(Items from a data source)
◇ ◇ ◇ ◇ ◇

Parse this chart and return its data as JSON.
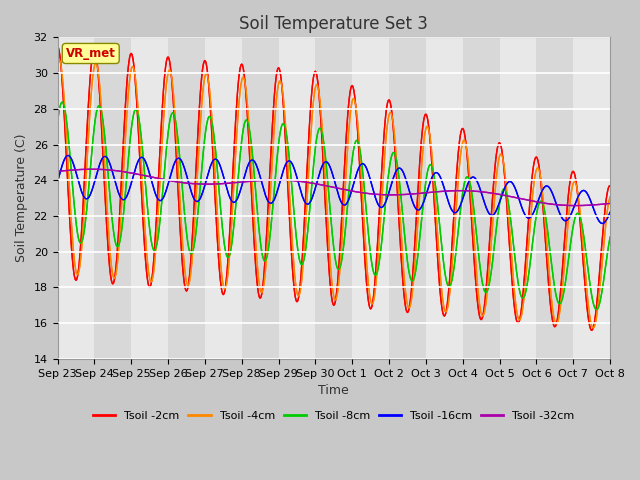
{
  "title": "Soil Temperature Set 3",
  "xlabel": "Time",
  "ylabel": "Soil Temperature (C)",
  "ylim": [
    14,
    32
  ],
  "yticks": [
    14,
    16,
    18,
    20,
    22,
    24,
    26,
    28,
    30,
    32
  ],
  "x_labels": [
    "Sep 23",
    "Sep 24",
    "Sep 25",
    "Sep 26",
    "Sep 27",
    "Sep 28",
    "Sep 29",
    "Sep 30",
    "Oct 1",
    "Oct 2",
    "Oct 3",
    "Oct 4",
    "Oct 5",
    "Oct 6",
    "Oct 7",
    "Oct 8"
  ],
  "colors": {
    "Tsoil -2cm": "#ff0000",
    "Tsoil -4cm": "#ff8800",
    "Tsoil -8cm": "#00cc00",
    "Tsoil -16cm": "#0000ff",
    "Tsoil -32cm": "#aa00aa"
  },
  "legend_labels": [
    "Tsoil -2cm",
    "Tsoil -4cm",
    "Tsoil -8cm",
    "Tsoil -16cm",
    "Tsoil -32cm"
  ],
  "annotation_text": "VR_met",
  "annotation_color": "#cc0000",
  "annotation_bg": "#ffff99",
  "plot_bg": "#f0f0f0",
  "grid_color": "#ffffff",
  "title_fontsize": 12,
  "axis_fontsize": 9,
  "tick_fontsize": 8,
  "n_days": 15,
  "n_per_day": 48
}
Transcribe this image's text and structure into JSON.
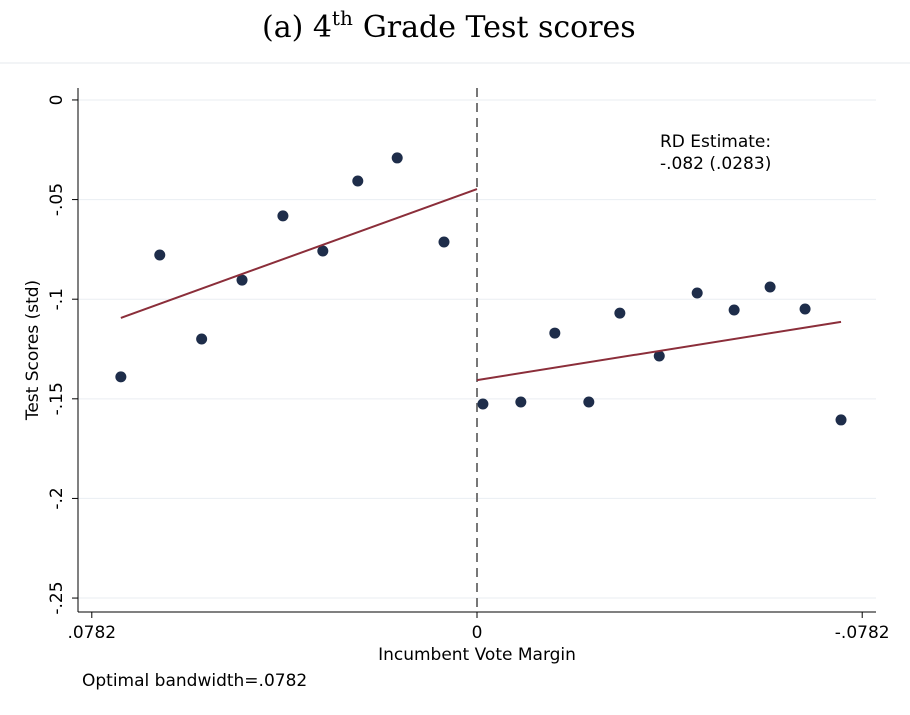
{
  "chart_data": {
    "type": "scatter",
    "title": {
      "text": "(a) 4",
      "superscript": "th",
      "rest": "Grade Test scores"
    },
    "xlabel": "Incumbent Vote Margin",
    "ylabel": "Test Scores (std)",
    "annotation": [
      "RD Estimate:",
      "-.082 (.0283)"
    ],
    "note": "Optimal bandwidth=.0782",
    "xlim": [
      0.081,
      -0.081
    ],
    "xticks": [
      {
        "value": 0.0782,
        "label": ".0782"
      },
      0,
      {
        "value": -0.0782,
        "label": "-.0782"
      }
    ],
    "ylim": [
      -0.257,
      0.006
    ],
    "yticks": [
      0,
      {
        "value": -0.05,
        "label": "-.05"
      },
      {
        "value": -0.1,
        "label": "-.1"
      },
      {
        "value": -0.15,
        "label": "-.15"
      },
      {
        "value": -0.2,
        "label": "-.2"
      },
      {
        "value": -0.25,
        "label": "-.25"
      }
    ],
    "grid": true,
    "series": [
      {
        "color": "#1e2d4a",
        "x": [
          0.0723,
          0.0644,
          0.0559,
          0.0477,
          0.0394,
          0.0313,
          0.0242,
          0.0162,
          0.0067,
          -0.0012,
          -0.0089,
          -0.0158,
          -0.0227,
          -0.029,
          -0.037,
          -0.0447,
          -0.0522,
          -0.0595,
          -0.0666,
          -0.0739
        ],
        "values": [
          -0.139,
          -0.0778,
          -0.12,
          -0.0904,
          -0.0582,
          -0.0758,
          -0.0407,
          -0.0291,
          -0.0713,
          -0.1526,
          -0.1516,
          -0.117,
          -0.1516,
          -0.107,
          -0.1285,
          -0.0969,
          -0.1054,
          -0.0939,
          -0.1049,
          -0.1606
        ]
      },
      {
        "type": "line",
        "color": "#8b2e3a",
        "x": [
          0.0723,
          0
        ],
        "values": [
          -0.1094,
          -0.0447
        ]
      },
      {
        "type": "line",
        "color": "#8b2e3a",
        "x": [
          0,
          -0.0739
        ],
        "values": [
          -0.1406,
          -0.1114
        ]
      }
    ]
  }
}
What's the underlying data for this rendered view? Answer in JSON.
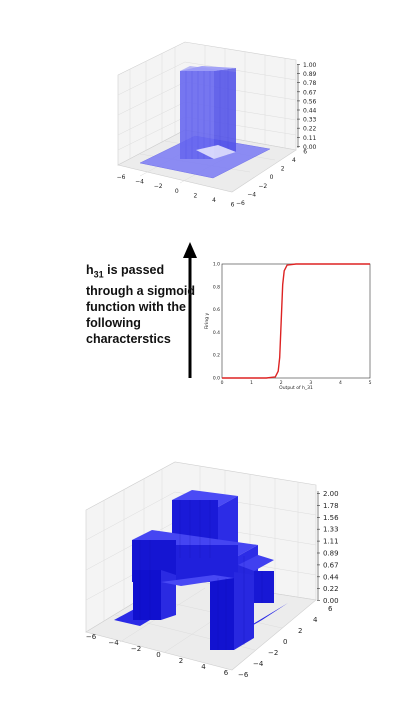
{
  "top_plot": {
    "z_ticks": [
      "1.00",
      "0.89",
      "0.78",
      "0.67",
      "0.56",
      "0.44",
      "0.33",
      "0.22",
      "0.11",
      "0.00"
    ],
    "x_ticks": [
      "−6",
      "−4",
      "−2",
      "0",
      "2",
      "4",
      "6"
    ],
    "y_ticks": [
      "−6",
      "−4",
      "−2",
      "0",
      "2",
      "4",
      "6"
    ],
    "bar_color": "#6f6ff0"
  },
  "caption": {
    "h": "h",
    "sub": "31",
    "rest": " is passed through a sigmoid function with the following characterstics"
  },
  "sigmoid_plot": {
    "chart_data": {
      "type": "line",
      "x": [
        0,
        1,
        1.5,
        1.8,
        1.9,
        1.95,
        2.0,
        2.05,
        2.1,
        2.2,
        2.5,
        3,
        4,
        5
      ],
      "y": [
        0,
        0,
        0.0,
        0.01,
        0.06,
        0.18,
        0.5,
        0.82,
        0.94,
        0.99,
        1.0,
        1.0,
        1.0,
        1.0
      ],
      "xlim": [
        0,
        5
      ],
      "ylim": [
        0,
        1.0
      ],
      "xticks": [
        "0",
        "1",
        "2",
        "3",
        "4",
        "5"
      ],
      "yticks": [
        "0.0",
        "0.2",
        "0.4",
        "0.6",
        "0.8",
        "1.0"
      ],
      "xlabel": "Output of  h_31",
      "ylabel": "Firing y",
      "line_color": "#dd2222"
    }
  },
  "bottom_plot": {
    "z_ticks": [
      "2.00",
      "1.78",
      "1.56",
      "1.33",
      "1.11",
      "0.89",
      "0.67",
      "0.44",
      "0.22",
      "0.00"
    ],
    "x_ticks": [
      "−6",
      "−4",
      "−2",
      "0",
      "2",
      "4",
      "6"
    ],
    "y_ticks": [
      "−6",
      "−4",
      "−2",
      "0",
      "2",
      "4",
      "6"
    ],
    "bar_color": "#1f1fe0"
  }
}
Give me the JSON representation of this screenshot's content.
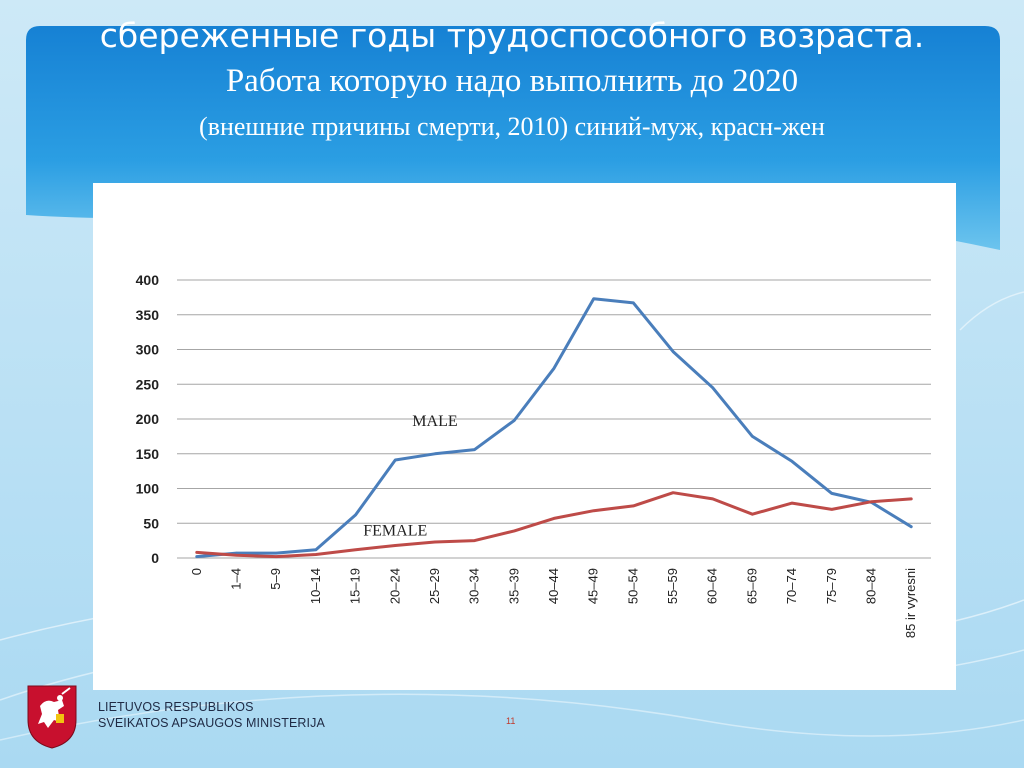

◇ ◇ ◇ ◇ ◇

Short problem: Pick out the lines that contain "this" and copy them.

The output:
Parse this chart and return its data as JSON.
Transcribe this image's text and structure into JSON.
What's the underlying data for this rendered view? Answer in JSON.
Give me the JSON representation of this screenshot's content.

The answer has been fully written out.